• [DATASET EXCERPTS]
/---
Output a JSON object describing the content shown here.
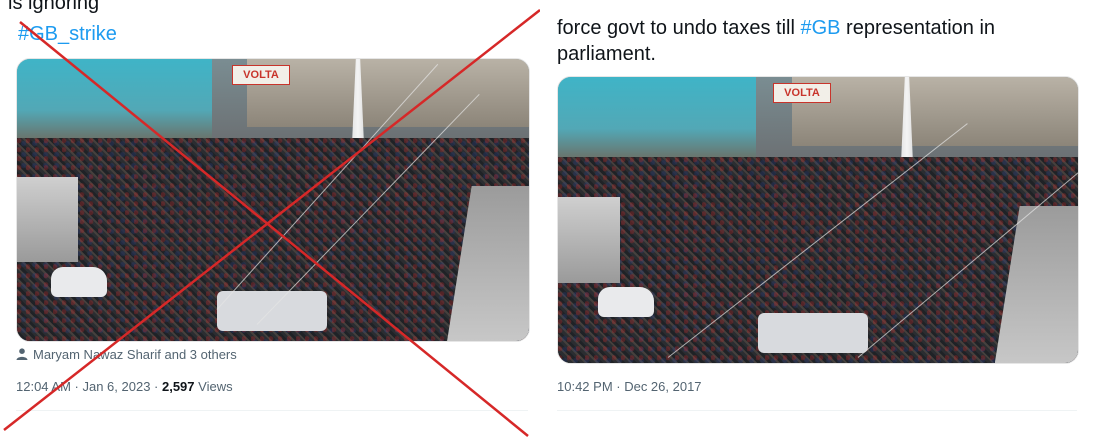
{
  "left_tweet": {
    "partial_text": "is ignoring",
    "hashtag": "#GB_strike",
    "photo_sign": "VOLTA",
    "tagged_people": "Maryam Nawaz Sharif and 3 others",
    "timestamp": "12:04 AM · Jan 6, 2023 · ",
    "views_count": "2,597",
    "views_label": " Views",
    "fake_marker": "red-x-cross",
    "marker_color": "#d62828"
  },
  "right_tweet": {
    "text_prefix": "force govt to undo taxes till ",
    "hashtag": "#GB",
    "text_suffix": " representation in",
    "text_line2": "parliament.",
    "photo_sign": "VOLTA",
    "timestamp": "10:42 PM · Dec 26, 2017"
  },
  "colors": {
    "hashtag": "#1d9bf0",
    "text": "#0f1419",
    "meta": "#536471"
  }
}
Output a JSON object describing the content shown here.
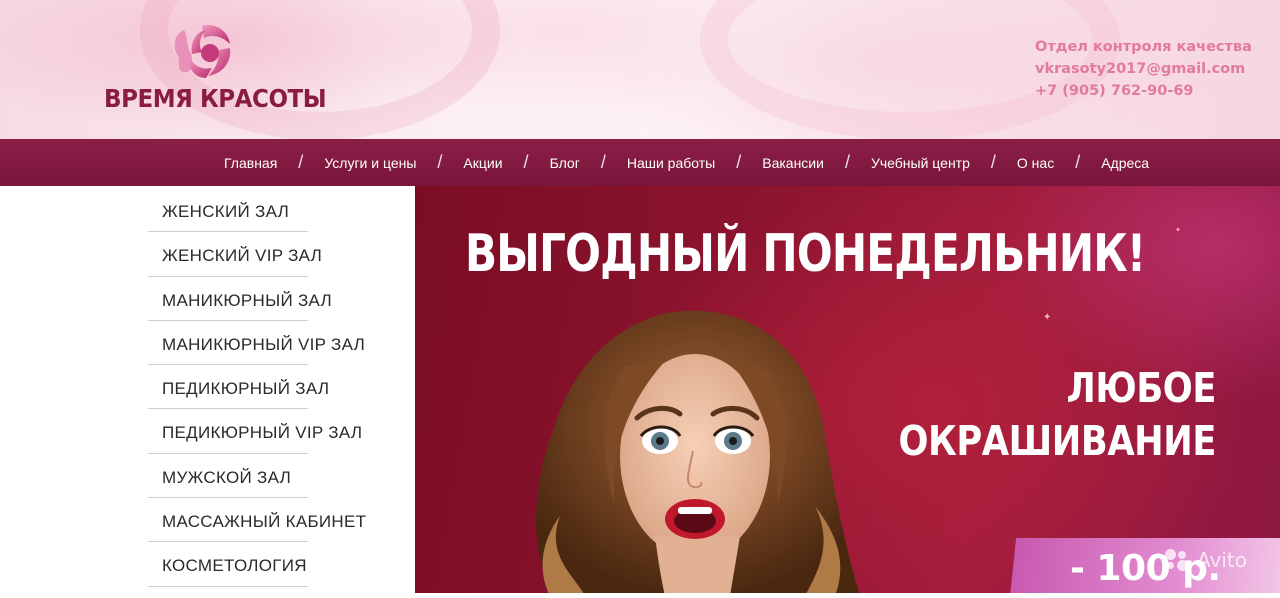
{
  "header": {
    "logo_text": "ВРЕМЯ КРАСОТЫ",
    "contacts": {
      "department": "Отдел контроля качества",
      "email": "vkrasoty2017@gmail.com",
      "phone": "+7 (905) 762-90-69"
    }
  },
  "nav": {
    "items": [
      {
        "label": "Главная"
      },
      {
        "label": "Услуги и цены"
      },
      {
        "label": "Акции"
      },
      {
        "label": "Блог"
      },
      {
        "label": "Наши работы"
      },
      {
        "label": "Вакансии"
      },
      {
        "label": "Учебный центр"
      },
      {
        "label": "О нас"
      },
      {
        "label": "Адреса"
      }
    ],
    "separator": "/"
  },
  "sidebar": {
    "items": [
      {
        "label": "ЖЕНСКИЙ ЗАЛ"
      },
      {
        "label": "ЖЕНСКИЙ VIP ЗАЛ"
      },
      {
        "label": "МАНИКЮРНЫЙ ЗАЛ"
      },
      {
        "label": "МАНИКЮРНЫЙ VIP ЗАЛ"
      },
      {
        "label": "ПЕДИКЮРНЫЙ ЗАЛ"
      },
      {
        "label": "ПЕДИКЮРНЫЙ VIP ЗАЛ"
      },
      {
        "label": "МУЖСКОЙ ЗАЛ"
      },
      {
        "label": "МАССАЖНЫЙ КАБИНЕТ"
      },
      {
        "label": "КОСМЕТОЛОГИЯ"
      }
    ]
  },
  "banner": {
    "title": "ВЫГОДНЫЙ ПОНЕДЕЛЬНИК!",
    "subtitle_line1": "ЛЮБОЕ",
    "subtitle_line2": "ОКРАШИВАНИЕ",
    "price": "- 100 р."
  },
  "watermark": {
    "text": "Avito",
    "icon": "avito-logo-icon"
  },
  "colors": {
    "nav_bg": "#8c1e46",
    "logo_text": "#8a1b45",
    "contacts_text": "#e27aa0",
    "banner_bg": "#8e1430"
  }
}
\---
• [WHAT YOU SHOULD DO] Set down all the entries exactly as they appear, but skip any pictures.

• [OUTPUT BELOW]
Output a JSON object describing the content shown here.
{
  "left_tweet": {
    "partial_text": "is ignoring",
    "hashtag": "#GB_strike",
    "photo_sign": "VOLTA",
    "tagged_people": "Maryam Nawaz Sharif and 3 others",
    "timestamp": "12:04 AM · Jan 6, 2023 · ",
    "views_count": "2,597",
    "views_label": " Views",
    "fake_marker": "red-x-cross",
    "marker_color": "#d62828"
  },
  "right_tweet": {
    "text_prefix": "force govt to undo taxes till ",
    "hashtag": "#GB",
    "text_suffix": " representation in",
    "text_line2": "parliament.",
    "photo_sign": "VOLTA",
    "timestamp": "10:42 PM · Dec 26, 2017"
  },
  "colors": {
    "hashtag": "#1d9bf0",
    "text": "#0f1419",
    "meta": "#536471"
  }
}
Output a JSON object describing the content shown here.
{
  "header": {
    "logo_text": "ВРЕМЯ КРАСОТЫ",
    "contacts": {
      "department": "Отдел контроля качества",
      "email": "vkrasoty2017@gmail.com",
      "phone": "+7 (905) 762-90-69"
    }
  },
  "nav": {
    "items": [
      {
        "label": "Главная"
      },
      {
        "label": "Услуги и цены"
      },
      {
        "label": "Акции"
      },
      {
        "label": "Блог"
      },
      {
        "label": "Наши работы"
      },
      {
        "label": "Вакансии"
      },
      {
        "label": "Учебный центр"
      },
      {
        "label": "О нас"
      },
      {
        "label": "Адреса"
      }
    ],
    "separator": "/"
  },
  "sidebar": {
    "items": [
      {
        "label": "ЖЕНСКИЙ ЗАЛ"
      },
      {
        "label": "ЖЕНСКИЙ VIP ЗАЛ"
      },
      {
        "label": "МАНИКЮРНЫЙ ЗАЛ"
      },
      {
        "label": "МАНИКЮРНЫЙ VIP ЗАЛ"
      },
      {
        "label": "ПЕДИКЮРНЫЙ ЗАЛ"
      },
      {
        "label": "ПЕДИКЮРНЫЙ VIP ЗАЛ"
      },
      {
        "label": "МУЖСКОЙ ЗАЛ"
      },
      {
        "label": "МАССАЖНЫЙ КАБИНЕТ"
      },
      {
        "label": "КОСМЕТОЛОГИЯ"
      }
    ]
  },
  "banner": {
    "title": "ВЫГОДНЫЙ ПОНЕДЕЛЬНИК!",
    "subtitle_line1": "ЛЮБОЕ",
    "subtitle_line2": "ОКРАШИВАНИЕ",
    "price": "- 100 р."
  },
  "watermark": {
    "text": "Avito",
    "icon": "avito-logo-icon"
  },
  "colors": {
    "nav_bg": "#8c1e46",
    "logo_text": "#8a1b45",
    "contacts_text": "#e27aa0",
    "banner_bg": "#8e1430"
  }
}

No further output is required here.